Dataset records
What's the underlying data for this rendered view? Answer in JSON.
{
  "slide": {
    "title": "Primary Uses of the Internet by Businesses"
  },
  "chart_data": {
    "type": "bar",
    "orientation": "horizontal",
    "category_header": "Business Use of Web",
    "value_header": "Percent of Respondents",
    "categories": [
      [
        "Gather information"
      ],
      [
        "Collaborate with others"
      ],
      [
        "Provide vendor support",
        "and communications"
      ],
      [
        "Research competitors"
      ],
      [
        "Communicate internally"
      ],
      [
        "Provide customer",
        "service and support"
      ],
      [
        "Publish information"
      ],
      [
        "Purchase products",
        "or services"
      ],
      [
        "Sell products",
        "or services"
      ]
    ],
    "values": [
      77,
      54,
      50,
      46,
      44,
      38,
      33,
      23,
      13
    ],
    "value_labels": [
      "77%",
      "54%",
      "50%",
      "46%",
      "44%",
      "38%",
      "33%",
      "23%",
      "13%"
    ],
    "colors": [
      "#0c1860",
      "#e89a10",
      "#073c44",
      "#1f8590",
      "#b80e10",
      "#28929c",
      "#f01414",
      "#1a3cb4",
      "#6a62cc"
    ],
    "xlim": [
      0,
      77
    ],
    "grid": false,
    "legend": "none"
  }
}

## Task goal
Reproduce every record, matching each line exactly.

## Reply
What's the underlying data for this rendered view? Answer in JSON.
{
  "slide": {
    "title": "Primary Uses of the Internet by Businesses"
  },
  "chart_data": {
    "type": "bar",
    "orientation": "horizontal",
    "category_header": "Business Use of Web",
    "value_header": "Percent of Respondents",
    "categories": [
      [
        "Gather information"
      ],
      [
        "Collaborate with others"
      ],
      [
        "Provide vendor support",
        "and communications"
      ],
      [
        "Research competitors"
      ],
      [
        "Communicate internally"
      ],
      [
        "Provide customer",
        "service and support"
      ],
      [
        "Publish information"
      ],
      [
        "Purchase products",
        "or services"
      ],
      [
        "Sell products",
        "or services"
      ]
    ],
    "values": [
      77,
      54,
      50,
      46,
      44,
      38,
      33,
      23,
      13
    ],
    "value_labels": [
      "77%",
      "54%",
      "50%",
      "46%",
      "44%",
      "38%",
      "33%",
      "23%",
      "13%"
    ],
    "colors": [
      "#0c1860",
      "#e89a10",
      "#073c44",
      "#1f8590",
      "#b80e10",
      "#28929c",
      "#f01414",
      "#1a3cb4",
      "#6a62cc"
    ],
    "xlim": [
      0,
      77
    ],
    "grid": false,
    "legend": "none"
  }
}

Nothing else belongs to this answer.